→ **What the task asks**:
Omit all pictures and give the records below again exactly as written.

● ● ● ●

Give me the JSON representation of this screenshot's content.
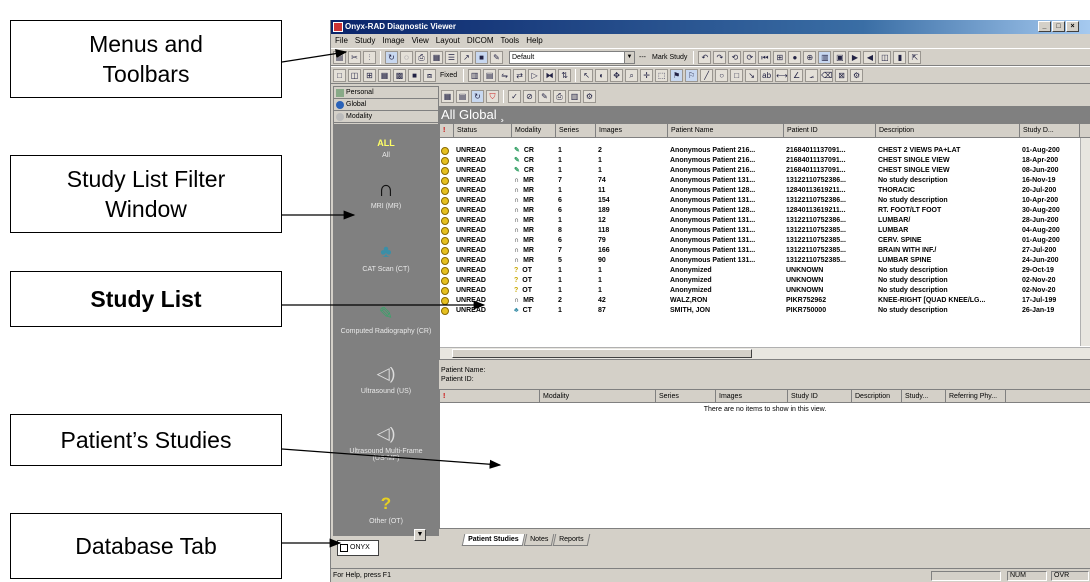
{
  "callouts": {
    "menus": "Menus and Toolbars",
    "filter": "Study List Filter Window",
    "studylist": "Study List",
    "patient": "Patient’s Studies",
    "database": "Database Tab"
  },
  "app": {
    "title": "Onyx-RAD Diagnostic Viewer",
    "menus": [
      "File",
      "Study",
      "Image",
      "View",
      "Layout",
      "DICOM",
      "Tools",
      "Help"
    ],
    "layout_combo": "Default",
    "mark_study": "Mark Study",
    "fixed_combo": "Fixed"
  },
  "nav": {
    "tabs": [
      "Personal",
      "Global",
      "Modality"
    ],
    "modalities": [
      {
        "icon": "all-icon",
        "glyph": "ALL",
        "label": "All"
      },
      {
        "icon": "mri-icon",
        "glyph": "∩",
        "label": "MRI (MR)"
      },
      {
        "icon": "ct-icon",
        "glyph": "♣",
        "label": "CAT Scan (CT)"
      },
      {
        "icon": "cr-icon",
        "glyph": "✎",
        "label": "Computed Radiography (CR)"
      },
      {
        "icon": "ultrasound-icon",
        "glyph": "◁)",
        "label": "Ultrasound (US)"
      },
      {
        "icon": "ultrasound-mf-icon",
        "glyph": "◁)",
        "label": "Ultrasound Multi-Frame (US-MF)"
      },
      {
        "icon": "other-icon",
        "glyph": "?",
        "label": "Other (OT)"
      }
    ]
  },
  "study_list": {
    "header": "All Global",
    "columns": [
      "!",
      "Status",
      "Modality",
      "Series",
      "Images",
      "Patient Name",
      "Patient ID",
      "Description",
      "Study D..."
    ],
    "rows": [
      {
        "status": "UNREAD",
        "mod": "CR",
        "series": "1",
        "images": "2",
        "name": "Anonymous Patient 216...",
        "pid": "21684011137091...",
        "desc": "CHEST 2 VIEWS PA+LAT",
        "date": "01-Aug-200"
      },
      {
        "status": "UNREAD",
        "mod": "CR",
        "series": "1",
        "images": "1",
        "name": "Anonymous Patient 216...",
        "pid": "21684011137091...",
        "desc": "CHEST SINGLE VIEW",
        "date": "18-Apr-200"
      },
      {
        "status": "UNREAD",
        "mod": "CR",
        "series": "1",
        "images": "1",
        "name": "Anonymous Patient 216...",
        "pid": "21684011137091...",
        "desc": "CHEST SINGLE VIEW",
        "date": "08-Jun-200"
      },
      {
        "status": "UNREAD",
        "mod": "MR",
        "series": "7",
        "images": "74",
        "name": "Anonymous Patient 131...",
        "pid": "13122110752386...",
        "desc": "No study description",
        "date": "16-Nov-19"
      },
      {
        "status": "UNREAD",
        "mod": "MR",
        "series": "1",
        "images": "11",
        "name": "Anonymous Patient 128...",
        "pid": "12840113619211...",
        "desc": "THORACIC",
        "date": "20-Jul-200"
      },
      {
        "status": "UNREAD",
        "mod": "MR",
        "series": "6",
        "images": "154",
        "name": "Anonymous Patient 131...",
        "pid": "13122110752386...",
        "desc": "No study description",
        "date": "10-Apr-200"
      },
      {
        "status": "UNREAD",
        "mod": "MR",
        "series": "6",
        "images": "189",
        "name": "Anonymous Patient 128...",
        "pid": "12840113619211...",
        "desc": "RT. FOOT/LT FOOT",
        "date": "30-Aug-200"
      },
      {
        "status": "UNREAD",
        "mod": "MR",
        "series": "1",
        "images": "12",
        "name": "Anonymous Patient 131...",
        "pid": "13122110752386...",
        "desc": "LUMBAR/",
        "date": "28-Jun-200"
      },
      {
        "status": "UNREAD",
        "mod": "MR",
        "series": "8",
        "images": "118",
        "name": "Anonymous Patient 131...",
        "pid": "13122110752385...",
        "desc": "LUMBAR",
        "date": "04-Aug-200"
      },
      {
        "status": "UNREAD",
        "mod": "MR",
        "series": "6",
        "images": "79",
        "name": "Anonymous Patient 131...",
        "pid": "13122110752385...",
        "desc": "CERV. SPINE",
        "date": "01-Aug-200"
      },
      {
        "status": "UNREAD",
        "mod": "MR",
        "series": "7",
        "images": "166",
        "name": "Anonymous Patient 131...",
        "pid": "13122110752385...",
        "desc": "BRAIN WITH INF./",
        "date": "27-Jul-200"
      },
      {
        "status": "UNREAD",
        "mod": "MR",
        "series": "5",
        "images": "90",
        "name": "Anonymous Patient 131...",
        "pid": "13122110752385...",
        "desc": "LUMBAR SPINE",
        "date": "24-Jun-200"
      },
      {
        "status": "UNREAD",
        "mod": "OT",
        "series": "1",
        "images": "1",
        "name": "Anonymized",
        "pid": "UNKNOWN",
        "desc": "No study description",
        "date": "29-Oct-19"
      },
      {
        "status": "UNREAD",
        "mod": "OT",
        "series": "1",
        "images": "1",
        "name": "Anonymized",
        "pid": "UNKNOWN",
        "desc": "No study description",
        "date": "02-Nov-20"
      },
      {
        "status": "UNREAD",
        "mod": "OT",
        "series": "1",
        "images": "1",
        "name": "Anonymized",
        "pid": "UNKNOWN",
        "desc": "No study description",
        "date": "02-Nov-20"
      },
      {
        "status": "UNREAD",
        "mod": "MR",
        "series": "2",
        "images": "42",
        "name": "WALZ,RON",
        "pid": "PIKR752962",
        "desc": "KNEE-RIGHT [QUAD KNEE/LG...",
        "date": "17-Jul-199"
      },
      {
        "status": "UNREAD",
        "mod": "CT",
        "series": "1",
        "images": "87",
        "name": "SMITH, JON",
        "pid": "PIKR750000",
        "desc": "No study description",
        "date": "26-Jan-19"
      }
    ]
  },
  "patient": {
    "name_label": "Patient Name:",
    "id_label": "Patient ID:",
    "columns": [
      "!",
      "Modality",
      "Series",
      "Images",
      "Study ID",
      "Description",
      "Study...",
      "Referring Phy..."
    ],
    "empty_text": "There are no items to show in this view.",
    "tabs": [
      "Patient Studies",
      "Notes",
      "Reports"
    ]
  },
  "database_tab": "ONYX",
  "status": {
    "help": "For Help, press F1",
    "num": "NUM",
    "ovr": "OVR"
  }
}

● ● ● ●

→ **Written answer**:
Give me the JSON representation of this screenshot's content.
{
  "callouts": {
    "menus": "Menus and Toolbars",
    "filter": "Study List Filter Window",
    "studylist": "Study List",
    "patient": "Patient’s Studies",
    "database": "Database Tab"
  },
  "app": {
    "title": "Onyx-RAD Diagnostic Viewer",
    "menus": [
      "File",
      "Study",
      "Image",
      "View",
      "Layout",
      "DICOM",
      "Tools",
      "Help"
    ],
    "layout_combo": "Default",
    "mark_study": "Mark Study",
    "fixed_combo": "Fixed"
  },
  "nav": {
    "tabs": [
      "Personal",
      "Global",
      "Modality"
    ],
    "modalities": [
      {
        "icon": "all-icon",
        "glyph": "ALL",
        "label": "All"
      },
      {
        "icon": "mri-icon",
        "glyph": "∩",
        "label": "MRI (MR)"
      },
      {
        "icon": "ct-icon",
        "glyph": "♣",
        "label": "CAT Scan (CT)"
      },
      {
        "icon": "cr-icon",
        "glyph": "✎",
        "label": "Computed Radiography (CR)"
      },
      {
        "icon": "ultrasound-icon",
        "glyph": "◁)",
        "label": "Ultrasound (US)"
      },
      {
        "icon": "ultrasound-mf-icon",
        "glyph": "◁)",
        "label": "Ultrasound Multi-Frame (US-MF)"
      },
      {
        "icon": "other-icon",
        "glyph": "?",
        "label": "Other (OT)"
      }
    ]
  },
  "study_list": {
    "header": "All Global",
    "columns": [
      "!",
      "Status",
      "Modality",
      "Series",
      "Images",
      "Patient Name",
      "Patient ID",
      "Description",
      "Study D..."
    ],
    "rows": [
      {
        "status": "UNREAD",
        "mod": "CR",
        "series": "1",
        "images": "2",
        "name": "Anonymous Patient 216...",
        "pid": "21684011137091...",
        "desc": "CHEST 2 VIEWS PA+LAT",
        "date": "01-Aug-200"
      },
      {
        "status": "UNREAD",
        "mod": "CR",
        "series": "1",
        "images": "1",
        "name": "Anonymous Patient 216...",
        "pid": "21684011137091...",
        "desc": "CHEST SINGLE VIEW",
        "date": "18-Apr-200"
      },
      {
        "status": "UNREAD",
        "mod": "CR",
        "series": "1",
        "images": "1",
        "name": "Anonymous Patient 216...",
        "pid": "21684011137091...",
        "desc": "CHEST SINGLE VIEW",
        "date": "08-Jun-200"
      },
      {
        "status": "UNREAD",
        "mod": "MR",
        "series": "7",
        "images": "74",
        "name": "Anonymous Patient 131...",
        "pid": "13122110752386...",
        "desc": "No study description",
        "date": "16-Nov-19"
      },
      {
        "status": "UNREAD",
        "mod": "MR",
        "series": "1",
        "images": "11",
        "name": "Anonymous Patient 128...",
        "pid": "12840113619211...",
        "desc": "THORACIC",
        "date": "20-Jul-200"
      },
      {
        "status": "UNREAD",
        "mod": "MR",
        "series": "6",
        "images": "154",
        "name": "Anonymous Patient 131...",
        "pid": "13122110752386...",
        "desc": "No study description",
        "date": "10-Apr-200"
      },
      {
        "status": "UNREAD",
        "mod": "MR",
        "series": "6",
        "images": "189",
        "name": "Anonymous Patient 128...",
        "pid": "12840113619211...",
        "desc": "RT. FOOT/LT FOOT",
        "date": "30-Aug-200"
      },
      {
        "status": "UNREAD",
        "mod": "MR",
        "series": "1",
        "images": "12",
        "name": "Anonymous Patient 131...",
        "pid": "13122110752386...",
        "desc": "LUMBAR/",
        "date": "28-Jun-200"
      },
      {
        "status": "UNREAD",
        "mod": "MR",
        "series": "8",
        "images": "118",
        "name": "Anonymous Patient 131...",
        "pid": "13122110752385...",
        "desc": "LUMBAR",
        "date": "04-Aug-200"
      },
      {
        "status": "UNREAD",
        "mod": "MR",
        "series": "6",
        "images": "79",
        "name": "Anonymous Patient 131...",
        "pid": "13122110752385...",
        "desc": "CERV. SPINE",
        "date": "01-Aug-200"
      },
      {
        "status": "UNREAD",
        "mod": "MR",
        "series": "7",
        "images": "166",
        "name": "Anonymous Patient 131...",
        "pid": "13122110752385...",
        "desc": "BRAIN WITH INF./",
        "date": "27-Jul-200"
      },
      {
        "status": "UNREAD",
        "mod": "MR",
        "series": "5",
        "images": "90",
        "name": "Anonymous Patient 131...",
        "pid": "13122110752385...",
        "desc": "LUMBAR SPINE",
        "date": "24-Jun-200"
      },
      {
        "status": "UNREAD",
        "mod": "OT",
        "series": "1",
        "images": "1",
        "name": "Anonymized",
        "pid": "UNKNOWN",
        "desc": "No study description",
        "date": "29-Oct-19"
      },
      {
        "status": "UNREAD",
        "mod": "OT",
        "series": "1",
        "images": "1",
        "name": "Anonymized",
        "pid": "UNKNOWN",
        "desc": "No study description",
        "date": "02-Nov-20"
      },
      {
        "status": "UNREAD",
        "mod": "OT",
        "series": "1",
        "images": "1",
        "name": "Anonymized",
        "pid": "UNKNOWN",
        "desc": "No study description",
        "date": "02-Nov-20"
      },
      {
        "status": "UNREAD",
        "mod": "MR",
        "series": "2",
        "images": "42",
        "name": "WALZ,RON",
        "pid": "PIKR752962",
        "desc": "KNEE-RIGHT [QUAD KNEE/LG...",
        "date": "17-Jul-199"
      },
      {
        "status": "UNREAD",
        "mod": "CT",
        "series": "1",
        "images": "87",
        "name": "SMITH, JON",
        "pid": "PIKR750000",
        "desc": "No study description",
        "date": "26-Jan-19"
      }
    ]
  },
  "patient": {
    "name_label": "Patient Name:",
    "id_label": "Patient ID:",
    "columns": [
      "!",
      "Modality",
      "Series",
      "Images",
      "Study ID",
      "Description",
      "Study...",
      "Referring Phy..."
    ],
    "empty_text": "There are no items to show in this view.",
    "tabs": [
      "Patient Studies",
      "Notes",
      "Reports"
    ]
  },
  "database_tab": "ONYX",
  "status": {
    "help": "For Help, press F1",
    "num": "NUM",
    "ovr": "OVR"
  }
}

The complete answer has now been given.